**WHAT YOU ARE ASKED TO DO:** Return all the data below as it stands, minus the pictures.

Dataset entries
________________________________________

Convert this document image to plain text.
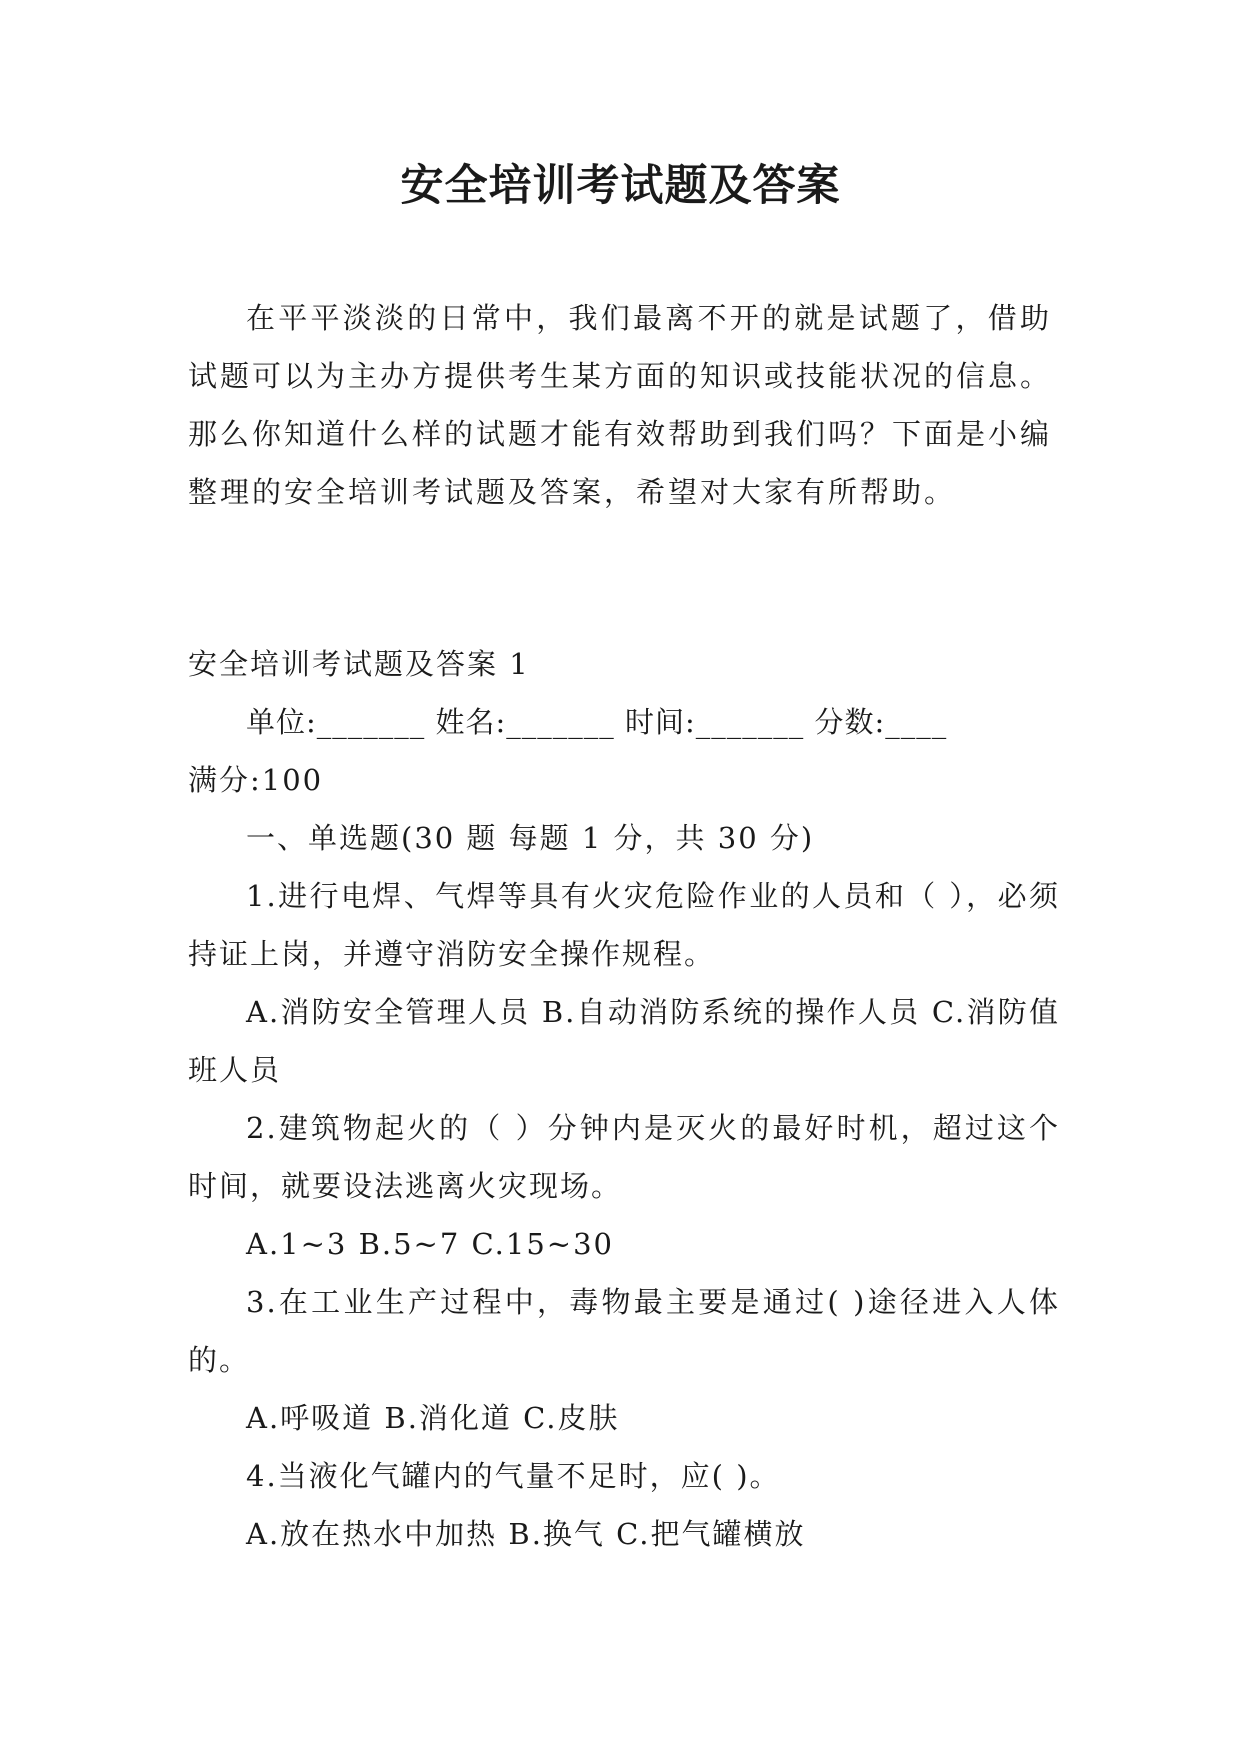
安全培训考试题及答案

在平平淡淡的日常中，我们最离不开的就是试题了，借助试题可以为主办方提供考生某方面的知识或技能状况的信息。那么你知道什么样的试题才能有效帮助到我们吗？下面是小编整理的安全培训考试题及答案，希望对大家有所帮助。

安全培训考试题及答案 1

单位:_______ 姓名:_______ 时间:_______ 分数:____

满分:100

一、单选题(30 题 每题 1 分，共 30 分)

1.进行电焊、气焊等具有火灾危险作业的人员和（ ），必须持证上岗，并遵守消防安全操作规程。

A.消防安全管理人员 B.自动消防系统的操作人员 C.消防值班人员

2.建筑物起火的（ ）分钟内是灭火的最好时机，超过这个时间，就要设法逃离火灾现场。

A.1~3 B.5~7 C.15~30

3.在工业生产过程中，毒物最主要是通过( )途径进入人体的。

A.呼吸道 B.消化道 C.皮肤

4.当液化气罐内的气量不足时，应( )。

A.放在热水中加热 B.换气 C.把气罐横放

________________________________________

**OUTPUT OF THE EXERCISE:**
Convert this document image to plain text.
安全培训考试题及答案

在平平淡淡的日常中，我们最离不开的就是试题了，借助试题可以为主办方提供考生某方面的知识或技能状况的信息。那么你知道什么样的试题才能有效帮助到我们吗？下面是小编整理的安全培训考试题及答案，希望对大家有所帮助。

安全培训考试题及答案 1

单位:_______ 姓名:_______ 时间:_______ 分数:____

满分:100

一、单选题(30 题 每题 1 分，共 30 分)

1.进行电焊、气焊等具有火灾危险作业的人员和（ ），必须持证上岗，并遵守消防安全操作规程。

A.消防安全管理人员 B.自动消防系统的操作人员 C.消防值班人员

2.建筑物起火的（ ）分钟内是灭火的最好时机，超过这个时间，就要设法逃离火灾现场。

A.1~3 B.5~7 C.15~30

3.在工业生产过程中，毒物最主要是通过( )途径进入人体的。

A.呼吸道 B.消化道 C.皮肤

4.当液化气罐内的气量不足时，应( )。

A.放在热水中加热 B.换气 C.把气罐横放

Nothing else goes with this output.